### Short exercise:
Leave out any pictures and transcribe all other data below exactly.

-- start of Listed records --

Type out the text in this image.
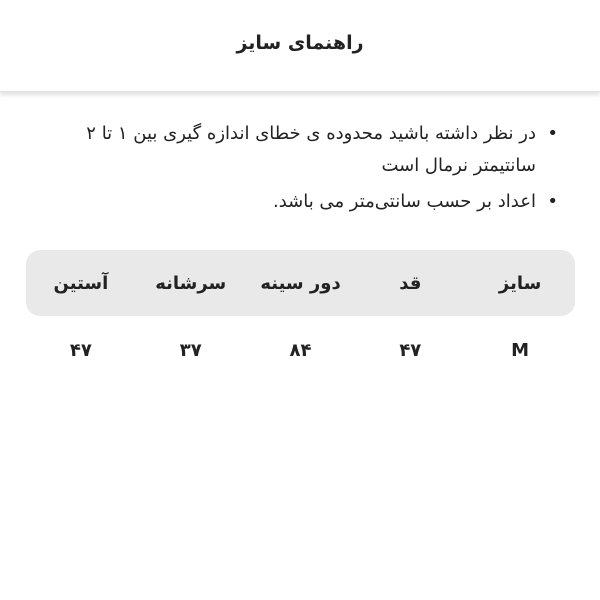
راهنمای سایز
•
در نظر داشته باشید محدوده ی خطای اندازه گیری بین ۱ تا ۲ سانتیمتر نرمال است
•
اعداد بر حسب سانتی‌متر می باشد.
سایز
قد
دور سینه
سرشانه
آستین
M
۴۷
۸۴
۳۷
۴۷
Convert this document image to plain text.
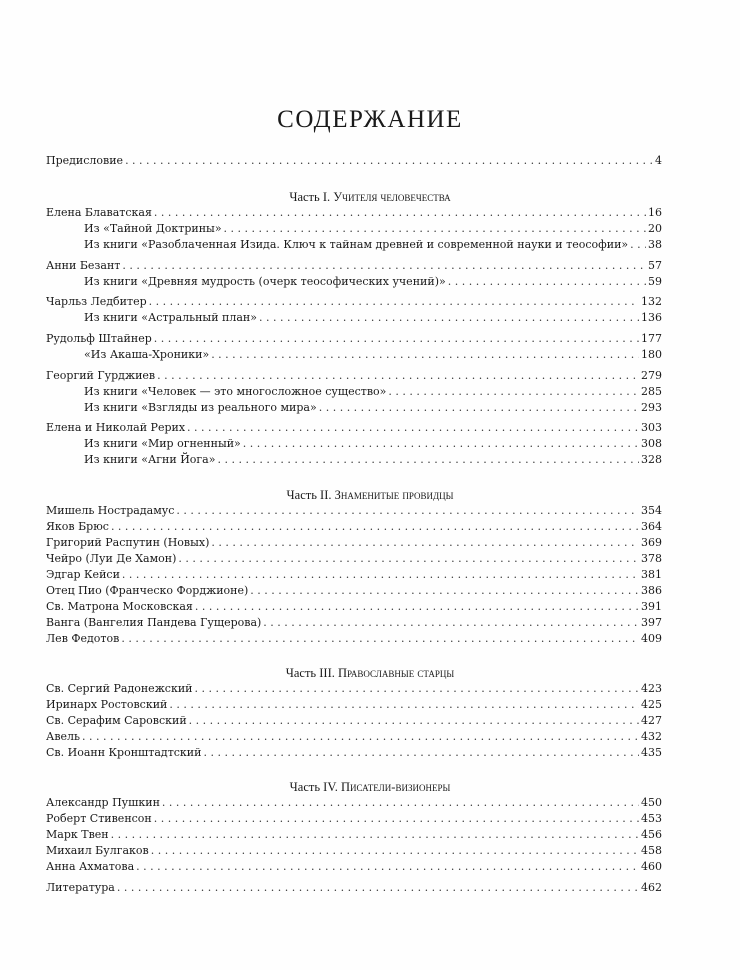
СОДЕРЖАНИЕ
Предисловие . . .	4
Часть I. Учителя человечества
Елена Блаватская . . .	16
Из «Тайной Доктрины» . . .	20
Из книги «Разоблаченная Изида. Ключ к тайнам древней и современной науки и теософии» . . . 38
Анни Безант . . .	57
Из книги «Древняя мудрость (очерк теософических учений)» . . .	59
Чарльз Ледбитер . . .	132
Из книги «Астральный план» . . .	136
Рудольф Штайнер . . .	177
«Из Акаша-Хроники» . . .	180
Георгий Гурджиев . . .	279
Из книги «Человек — это многосложное существо» . . .	285
Из книги «Взгляды из реального мира» . . .	293
Елена и Николай Рерих . . .	303
Из книги «Мир огненный» . . .	308
Из книги «Агни Йога» . . .	328
Часть II. Знаменитые провидцы
Мишель Нострадамус . . .	354
Яков Брюс . . .	364
Григорий Распутин (Новых) . . .	369
Чейро (Луи Де Хамон) . . .	378
Эдгар Кейси . . .	381
Отец Пио (Франческо Форджионе) . . .	386
Св. Матрона Московская . . .	391
Ванга (Вангелия Пандева Гущерова) . . .	397
Лев Федотов . . .	409
Часть III. Православные старцы
Св. Сергий Радонежский . . .	423
Иринарх Ростовский . . .	425
Св. Серафим Саровский . . .	427
Авель . . .	432
Св. Иоанн Кронштадтский . . .	435
Часть IV. Писатели-визионеры
Александр Пушкин . . .	450
Роберт Стивенсон . . .	453
Марк Твен . . .	456
Михаил Булгаков . . .	458
Анна Ахматова . . .	460
Литература . . .	462
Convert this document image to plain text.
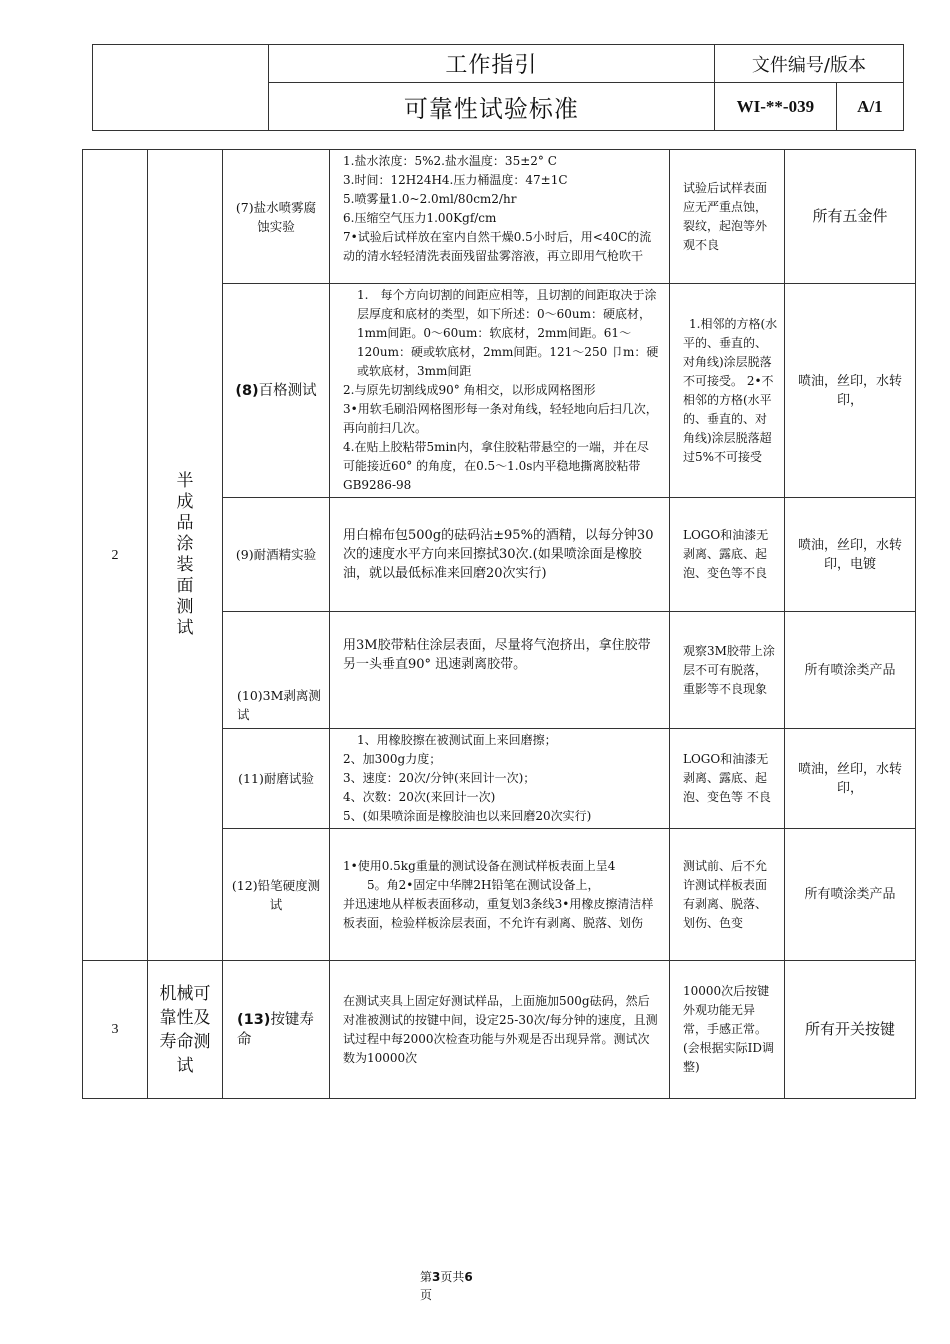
	工作指引	文件编号/版本	
	可靠性试验标准	WI-**-039	A/1
2	半成品涂装面测试	(7)盐水喷雾腐蚀实验	1.盐水浓度：5%2.盐水温度：35±2° C
3.时间：12H24H4.压力桶温度：47±1C
5.喷雾量1.0~2.0ml/80cm2/hr
6.压缩空气压力1.00Kgf/cm
7•试验后试样放在室内自然干燥0.5小时后，用<40C的流动的清水轻轻清洗表面残留盐雾溶液，再立即用气枪吹干	试验后试样表面应无严重点蚀，裂纹，起泡等外观不良	所有五金件
		(8)百格测试	1.　每个方向切割的间距应相等，且切割的间距取决于涂层厚度和底材的类型，如下所述：0～60um：硬底材，1mm间距。0～60um：软底材，2mm间距。61～120um：硬或软底材，2mm间距。121～250 卩m：硬或软底材，3mm间距
2.与原先切割线成90° 角相交，以形成网格图形
3•用软毛刷沿网格图形每一条对角线，轻轻地向后扫几次，再向前扫几次。
4.在贴上胶粘带5min内，拿住胶粘带悬空的一端，并在尽可能接近60° 的角度，在0.5～1.0s内平稳地撕离胶粘带GB9286-98	1.相邻的方格(水平的、垂直的、对角线)涂层脱落不可接受。 2•不相邻的方格(水平的、垂直的、对角线)涂层脱落超过5%不可接受	喷油，丝印，水转印，
		(9)耐酒精实验	用白棉布包500g的砝码沾±95%的酒精，以每分钟30次的速度水平方向来回擦拭30次.(如果喷涂面是橡胶油，就以最低标准来回磨20次实行)	LOGO和油漆无剥离、露底、起泡、变色等不良	喷油，丝印，水转印，电镀
		(10)3M剥离测试	用3M胶带粘住涂层表面，尽量将气泡挤出，拿住胶带另一头垂直90° 迅速剥离胶带。	观察3M胶带上涂层不可有脱落，重影等不良现象	所有喷涂类产品
		(11)耐磨试验	1、用橡胶擦在被测试面上来回磨擦；
2、加300g力度；
3、速度：20次/分钟(来回计一次)；
4、次数：20次(来回计一次)
5、(如果喷涂面是橡胶油也以来回磨20次实行)	LOGO和油漆无剥离、露底、起泡、变色等 不良	喷油，丝印，水转印，
		(12)铅笔硬度测试	1•使用0.5kg重量的测试设备在测试样板表面上呈4
5。角2•固定中华牌2H铅笔在测试设备上，
并迅速地从样板表面移动，重复划3条线3•用橡皮擦清洁样板表面，检验样板涂层表面，不允许有剥离、脱落、划伤	测试前、后不允许测试样板表面有剥离、脱落、划伤、色变	所有喷涂类产品
3	机械可靠性及寿命测试	(13)按键寿命	在测试夹具上固定好测试样品，上面施加500g砝码，然后对准被测试的按键中间，设定25-30次/每分钟的速度，且测试过程中每2000次检查功能与外观是否出现异常。测试次数为10000次	10000次后按键外观功能无异常，手感正常。(会根据实际ID调整)	所有开关按键
第3页共6
页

-- end of Listed records --

### In response:
Type out the text in this image.
راهنمای سایز
•
در نظر داشته باشید محدوده ی خطای اندازه گیری بین ۱ تا ۲ سانتیمتر نرمال است
•
اعداد بر حسب سانتی‌متر می باشد.
سایز
قد
دور سینه
سرشانه
آستین
M
۴۷
۸۴
۳۷
۴۷
Convert this document image to plain text.
СОДЕРЖАНИЕ
Предисловие . . .	4
Часть I. Учителя человечества
Елена Блаватская . . .	16
Из «Тайной Доктрины» . . .	20
Из книги «Разоблаченная Изида. Ключ к тайнам древней и современной науки и теософии» . . . 38
Анни Безант . . .	57
Из книги «Древняя мудрость (очерк теософических учений)» . . .	59
Чарльз Ледбитер . . .	132
Из книги «Астральный план» . . .	136
Рудольф Штайнер . . .	177
«Из Акаша-Хроники» . . .	180
Георгий Гурджиев . . .	279
Из книги «Человек — это многосложное существо» . . .	285
Из книги «Взгляды из реального мира» . . .	293
Елена и Николай Рерих . . .	303
Из книги «Мир огненный» . . .	308
Из книги «Агни Йога» . . .	328
Часть II. Знаменитые провидцы
Мишель Нострадамус . . .	354
Яков Брюс . . .	364
Григорий Распутин (Новых) . . .	369
Чейро (Луи Де Хамон) . . .	378
Эдгар Кейси . . .	381
Отец Пио (Франческо Форджионе) . . .	386
Св. Матрона Московская . . .	391
Ванга (Вангелия Пандева Гущерова) . . .	397
Лев Федотов . . .	409
Часть III. Православные старцы
Св. Сергий Радонежский . . .	423
Иринарх Ростовский . . .	425
Св. Серафим Саровский . . .	427
Авель . . .	432
Св. Иоанн Кронштадтский . . .	435
Часть IV. Писатели-визионеры
Александр Пушкин . . .	450
Роберт Стивенсон . . .	453
Марк Твен . . .	456
Михаил Булгаков . . .	458
Анна Ахматова . . .	460
Литература . . .	462
Convert this document image to plain text.
	工作指引	文件编号/版本	
	可靠性试验标准	WI-**-039	A/1
2	半成品涂装面测试	(7)盐水喷雾腐蚀实验	1.盐水浓度：5%2.盐水温度：35±2° C
3.时间：12H24H4.压力桶温度：47±1C
5.喷雾量1.0~2.0ml/80cm2/hr
6.压缩空气压力1.00Kgf/cm
7•试验后试样放在室内自然干燥0.5小时后，用<40C的流动的清水轻轻清洗表面残留盐雾溶液，再立即用气枪吹干	试验后试样表面应无严重点蚀，裂纹，起泡等外观不良	所有五金件
		(8)百格测试	1.　每个方向切割的间距应相等，且切割的间距取决于涂层厚度和底材的类型，如下所述：0～60um：硬底材，1mm间距。0～60um：软底材，2mm间距。61～120um：硬或软底材，2mm间距。121～250 卩m：硬或软底材，3mm间距
2.与原先切割线成90° 角相交，以形成网格图形
3•用软毛刷沿网格图形每一条对角线，轻轻地向后扫几次，再向前扫几次。
4.在贴上胶粘带5min内，拿住胶粘带悬空的一端，并在尽可能接近60° 的角度，在0.5～1.0s内平稳地撕离胶粘带GB9286-98	1.相邻的方格(水平的、垂直的、对角线)涂层脱落不可接受。 2•不相邻的方格(水平的、垂直的、对角线)涂层脱落超过5%不可接受	喷油，丝印，水转印，
		(9)耐酒精实验	用白棉布包500g的砝码沾±95%的酒精，以每分钟30次的速度水平方向来回擦拭30次.(如果喷涂面是橡胶油，就以最低标准来回磨20次实行)	LOGO和油漆无剥离、露底、起泡、变色等不良	喷油，丝印，水转印，电镀
		(10)3M剥离测试	用3M胶带粘住涂层表面，尽量将气泡挤出，拿住胶带另一头垂直90° 迅速剥离胶带。	观察3M胶带上涂层不可有脱落，重影等不良现象	所有喷涂类产品
		(11)耐磨试验	1、用橡胶擦在被测试面上来回磨擦；
2、加300g力度；
3、速度：20次/分钟(来回计一次)；
4、次数：20次(来回计一次)
5、(如果喷涂面是橡胶油也以来回磨20次实行)	LOGO和油漆无剥离、露底、起泡、变色等 不良	喷油，丝印，水转印，
		(12)铅笔硬度测试	1•使用0.5kg重量的测试设备在测试样板表面上呈4
5。角2•固定中华牌2H铅笔在测试设备上，
并迅速地从样板表面移动，重复划3条线3•用橡皮擦清洁样板表面，检验样板涂层表面，不允许有剥离、脱落、划伤	测试前、后不允许测试样板表面有剥离、脱落、划伤、色变	所有喷涂类产品
3	机械可靠性及寿命测试	(13)按键寿命	在测试夹具上固定好测试样品，上面施加500g砝码，然后对准被测试的按键中间，设定25-30次/每分钟的速度，且测试过程中每2000次检查功能与外观是否出现异常。测试次数为10000次	10000次后按键外观功能无异常，手感正常。(会根据实际ID调整)	所有开关按键
第3页共6
页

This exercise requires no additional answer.